=== DATA LINES ===

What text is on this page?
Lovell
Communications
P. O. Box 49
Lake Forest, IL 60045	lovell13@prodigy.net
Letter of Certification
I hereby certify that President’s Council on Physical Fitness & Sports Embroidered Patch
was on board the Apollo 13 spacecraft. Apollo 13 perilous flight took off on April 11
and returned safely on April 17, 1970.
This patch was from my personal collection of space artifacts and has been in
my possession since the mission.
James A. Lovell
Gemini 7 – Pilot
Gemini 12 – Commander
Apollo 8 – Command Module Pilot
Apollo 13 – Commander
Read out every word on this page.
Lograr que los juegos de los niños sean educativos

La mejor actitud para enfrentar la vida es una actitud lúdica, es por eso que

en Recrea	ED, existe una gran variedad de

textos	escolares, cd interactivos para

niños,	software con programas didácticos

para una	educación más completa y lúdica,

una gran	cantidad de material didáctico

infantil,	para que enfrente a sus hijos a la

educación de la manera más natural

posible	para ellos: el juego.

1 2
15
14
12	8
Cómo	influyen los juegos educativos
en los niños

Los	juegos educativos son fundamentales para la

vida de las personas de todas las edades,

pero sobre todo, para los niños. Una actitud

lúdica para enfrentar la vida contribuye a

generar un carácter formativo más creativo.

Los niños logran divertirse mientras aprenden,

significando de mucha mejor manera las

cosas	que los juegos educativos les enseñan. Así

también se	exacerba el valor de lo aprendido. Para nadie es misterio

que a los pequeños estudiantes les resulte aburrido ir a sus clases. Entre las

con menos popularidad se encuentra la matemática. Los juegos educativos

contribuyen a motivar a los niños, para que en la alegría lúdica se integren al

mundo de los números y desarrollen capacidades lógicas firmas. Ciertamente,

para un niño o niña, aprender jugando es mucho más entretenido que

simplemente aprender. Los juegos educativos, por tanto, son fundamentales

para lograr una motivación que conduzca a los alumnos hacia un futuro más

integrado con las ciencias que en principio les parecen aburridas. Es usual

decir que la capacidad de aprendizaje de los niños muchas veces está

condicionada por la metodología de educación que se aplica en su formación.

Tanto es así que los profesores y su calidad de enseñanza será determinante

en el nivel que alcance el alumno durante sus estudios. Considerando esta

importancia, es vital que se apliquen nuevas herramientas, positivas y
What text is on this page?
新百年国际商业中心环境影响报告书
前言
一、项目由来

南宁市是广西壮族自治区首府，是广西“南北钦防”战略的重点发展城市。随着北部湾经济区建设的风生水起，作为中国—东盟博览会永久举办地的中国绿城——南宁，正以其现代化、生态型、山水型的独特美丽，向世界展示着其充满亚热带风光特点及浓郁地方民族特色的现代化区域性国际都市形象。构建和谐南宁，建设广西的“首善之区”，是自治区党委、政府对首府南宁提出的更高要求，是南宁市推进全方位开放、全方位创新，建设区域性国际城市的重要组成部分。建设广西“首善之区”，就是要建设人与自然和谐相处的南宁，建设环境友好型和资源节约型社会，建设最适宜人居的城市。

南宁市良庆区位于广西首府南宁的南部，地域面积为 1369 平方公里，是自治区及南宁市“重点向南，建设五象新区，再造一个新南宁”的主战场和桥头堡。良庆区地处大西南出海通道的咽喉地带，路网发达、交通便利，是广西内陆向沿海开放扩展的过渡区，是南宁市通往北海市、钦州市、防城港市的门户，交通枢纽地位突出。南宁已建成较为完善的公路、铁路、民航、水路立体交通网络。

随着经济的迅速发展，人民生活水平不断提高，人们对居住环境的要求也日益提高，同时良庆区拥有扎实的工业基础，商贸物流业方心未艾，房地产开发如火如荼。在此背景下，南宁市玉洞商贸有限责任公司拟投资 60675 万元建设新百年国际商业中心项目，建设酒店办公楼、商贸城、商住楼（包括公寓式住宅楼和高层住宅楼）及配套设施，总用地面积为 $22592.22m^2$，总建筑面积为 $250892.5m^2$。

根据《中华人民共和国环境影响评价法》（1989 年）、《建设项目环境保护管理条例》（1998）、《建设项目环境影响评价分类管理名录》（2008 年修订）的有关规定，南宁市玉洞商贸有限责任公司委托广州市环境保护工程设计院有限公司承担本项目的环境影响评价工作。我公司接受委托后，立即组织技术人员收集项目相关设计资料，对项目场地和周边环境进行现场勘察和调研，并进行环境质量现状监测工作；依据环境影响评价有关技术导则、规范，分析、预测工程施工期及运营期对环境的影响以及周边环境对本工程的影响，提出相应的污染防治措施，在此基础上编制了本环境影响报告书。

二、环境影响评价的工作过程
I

===

◆ **WHAT YOU WILL DO**
Return every line of the preceding records in which the word "actitud" appears.

◆ **ANSWER FOR THIS EXERCISE**
La mejor actitud para enfrentar la vida es una actitud lúdica, es por eso que
pero sobre todo, para los niños. Una actitud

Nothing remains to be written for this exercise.